Data records:
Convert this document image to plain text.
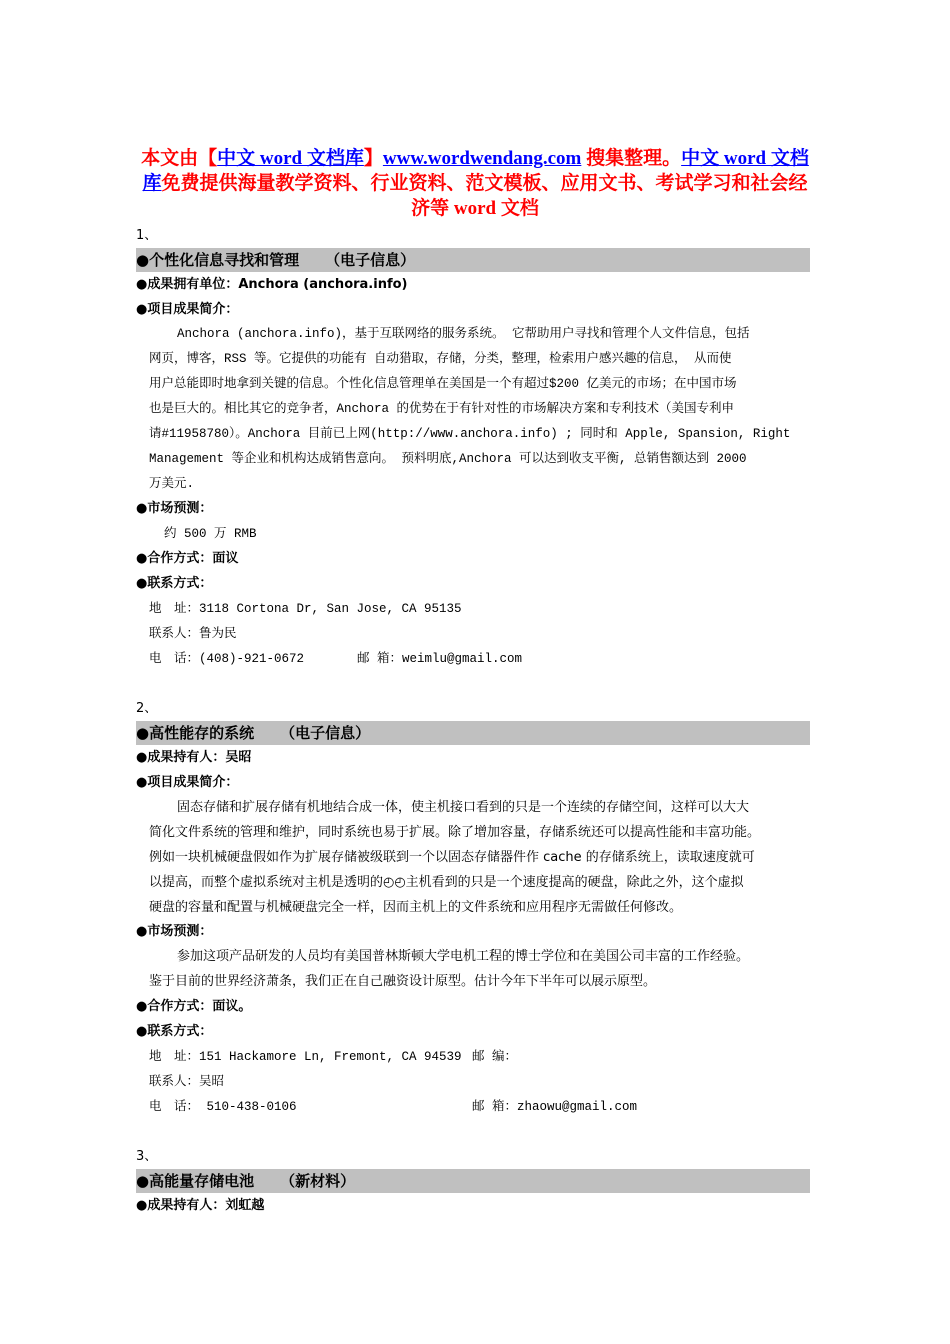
本文由【中文 word 文档库】www.wordwendang.com 搜集整理。中文 word 文档库免费提供海量教学资料、行业资料、范文模板、应用文书、考试学习和社会经济等 word 文档
1、
●个性化信息寻找和管理 （电子信息）
●成果拥有单位：Anchora (anchora.info)
●项目成果简介：

Anchora (anchora.info)，基于互联网络的服务系统。 它帮助用户寻找和管理个人文件信息，包括

网页，博客，RSS 等。它提供的功能有 自动猎取，存储，分类，整理，检索用户感兴趣的信息， 从而使

用户总能即时地拿到关键的信息。个性化信息管理单在美国是一个有超过$200 亿美元的市场；在中国市场

也是巨大的。相比其它的竞争者，Anchora 的优势在于有针对性的市场解决方案和专利技术（美国专利申

请#11958780）。Anchora 目前已上网(http://www.anchora.info) ; 同时和 Apple, Spansion, Right

Management 等企业和机构达成销售意向。 预料明底,Anchora 可以达到收支平衡, 总销售额达到 2000

万美元.

●市场预测：
约 500 万 RMB
●合作方式：面议
●联系方式：
地　址：3118 Cortona Dr, San Jose, CA 95135
联系人：鲁为民
电　话：(408)-921-0672	邮 箱：weimlu@gmail.com
2、
●高性能存的系统 （电子信息）
●成果持有人：吴昭
●项目成果简介：

固态存储和扩展存储有机地结合成一体，使主机接口看到的只是一个连续的存储空间，这样可以大大

简化文件系统的管理和维护，同时系统也易于扩展。除了增加容量，存储系统还可以提高性能和丰富功能。

例如一块机械硬盘假如作为扩展存储被级联到一个以固态存储器件作 cache 的存储系统上，读取速度就可

以提高，而整个虚拟系统对主机是透明的◴◴主机看到的只是一个速度提高的硬盘，除此之外，这个虚拟

硬盘的容量和配置与机械硬盘完全一样，因而主机上的文件系统和应用程序无需做任何修改。

●市场预测：

参加这项产品研发的人员均有美国普林斯顿大学电机工程的博士学位和在美国公司丰富的工作经验。

鉴于目前的世界经济萧条，我们正在自己融资设计原型。估计今年下半年可以展示原型。

●合作方式：面议。
●联系方式：
地　址：151 Hackamore Ln, Fremont, CA 94539 邮 编：
电　话： 510-438-0106
联系人：吴昭
邮 箱：zhaowu@gmail.com
3、
●高能量存储电池 （新材料）
●成果持有人：刘虹越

Required task: Set down every entry word for word, but omit the pictures.

Final result:
Convert this document image to plain text.
本文由【中文 word 文档库】www.wordwendang.com 搜集整理。中文 word 文档库免费提供海量教学资料、行业资料、范文模板、应用文书、考试学习和社会经济等 word 文档
1、
●个性化信息寻找和管理 （电子信息）
●成果拥有单位：Anchora (anchora.info)
●项目成果简介：

Anchora (anchora.info)，基于互联网络的服务系统。 它帮助用户寻找和管理个人文件信息，包括

网页，博客，RSS 等。它提供的功能有 自动猎取，存储，分类，整理，检索用户感兴趣的信息， 从而使

用户总能即时地拿到关键的信息。个性化信息管理单在美国是一个有超过$200 亿美元的市场；在中国市场

也是巨大的。相比其它的竞争者，Anchora 的优势在于有针对性的市场解决方案和专利技术（美国专利申

请#11958780）。Anchora 目前已上网(http://www.anchora.info) ; 同时和 Apple, Spansion, Right

Management 等企业和机构达成销售意向。 预料明底,Anchora 可以达到收支平衡, 总销售额达到 2000

万美元.

●市场预测：
约 500 万 RMB
●合作方式：面议
●联系方式：
地　址：3118 Cortona Dr, San Jose, CA 95135
联系人：鲁为民
电　话：(408)-921-0672	邮 箱：weimlu@gmail.com
2、
●高性能存的系统 （电子信息）
●成果持有人：吴昭
●项目成果简介：

固态存储和扩展存储有机地结合成一体，使主机接口看到的只是一个连续的存储空间，这样可以大大

简化文件系统的管理和维护，同时系统也易于扩展。除了增加容量，存储系统还可以提高性能和丰富功能。

例如一块机械硬盘假如作为扩展存储被级联到一个以固态存储器件作 cache 的存储系统上，读取速度就可

以提高，而整个虚拟系统对主机是透明的◴◴主机看到的只是一个速度提高的硬盘，除此之外，这个虚拟

硬盘的容量和配置与机械硬盘完全一样，因而主机上的文件系统和应用程序无需做任何修改。

●市场预测：

参加这项产品研发的人员均有美国普林斯顿大学电机工程的博士学位和在美国公司丰富的工作经验。

鉴于目前的世界经济萧条，我们正在自己融资设计原型。估计今年下半年可以展示原型。

●合作方式：面议。
●联系方式：
地　址：151 Hackamore Ln, Fremont, CA 94539 邮 编：
电　话： 510-438-0106
联系人：吴昭
邮 箱：zhaowu@gmail.com
3、
●高能量存储电池 （新材料）
●成果持有人：刘虹越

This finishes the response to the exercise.